◆ **STATED PROBLEM**: Repeat the lines below exactly as they appear, but leave out the images.

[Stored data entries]

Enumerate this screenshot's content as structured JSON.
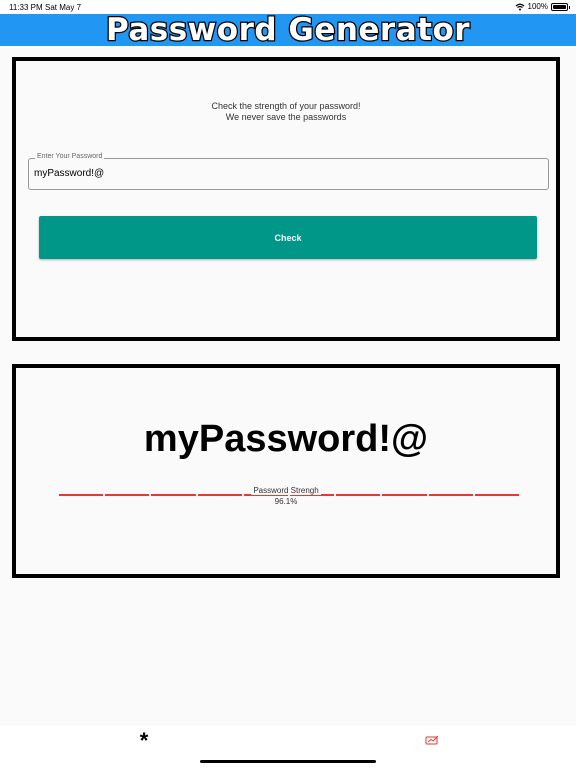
{
  "status_bar": {
    "time": "11:33 PM",
    "date": "Sat May 7",
    "battery": "100%"
  },
  "app_bar": {
    "title": "Password Generator"
  },
  "checker": {
    "intro_line1": "Check the strength of your password!",
    "intro_line2": "We never save the passwords",
    "field_label": "Enter Your Password",
    "field_value": "myPassword!@",
    "check_label": "Check"
  },
  "result": {
    "password": "myPassword!@",
    "strength_label": "Password Strengh",
    "strength_value": "96.1%",
    "strength_fraction": 0.961,
    "segment_count": 10
  },
  "colors": {
    "app_bar": "#2196f3",
    "button": "#009688",
    "strength": "#e53935"
  },
  "nav": {
    "generate_icon": "asterisk-icon",
    "check_icon": "signature-icon"
  }
}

◆ **TASK SOLUTION**:
Enumerate this screenshot's content as structured JSON.
{
  "status_bar": {
    "time": "11:33 PM",
    "date": "Sat May 7",
    "battery": "100%"
  },
  "app_bar": {
    "title": "Password Generator"
  },
  "checker": {
    "intro_line1": "Check the strength of your password!",
    "intro_line2": "We never save the passwords",
    "field_label": "Enter Your Password",
    "field_value": "myPassword!@",
    "check_label": "Check"
  },
  "result": {
    "password": "myPassword!@",
    "strength_label": "Password Strengh",
    "strength_value": "96.1%",
    "strength_fraction": 0.961,
    "segment_count": 10
  },
  "colors": {
    "app_bar": "#2196f3",
    "button": "#009688",
    "strength": "#e53935"
  },
  "nav": {
    "generate_icon": "asterisk-icon",
    "check_icon": "signature-icon"
  }
}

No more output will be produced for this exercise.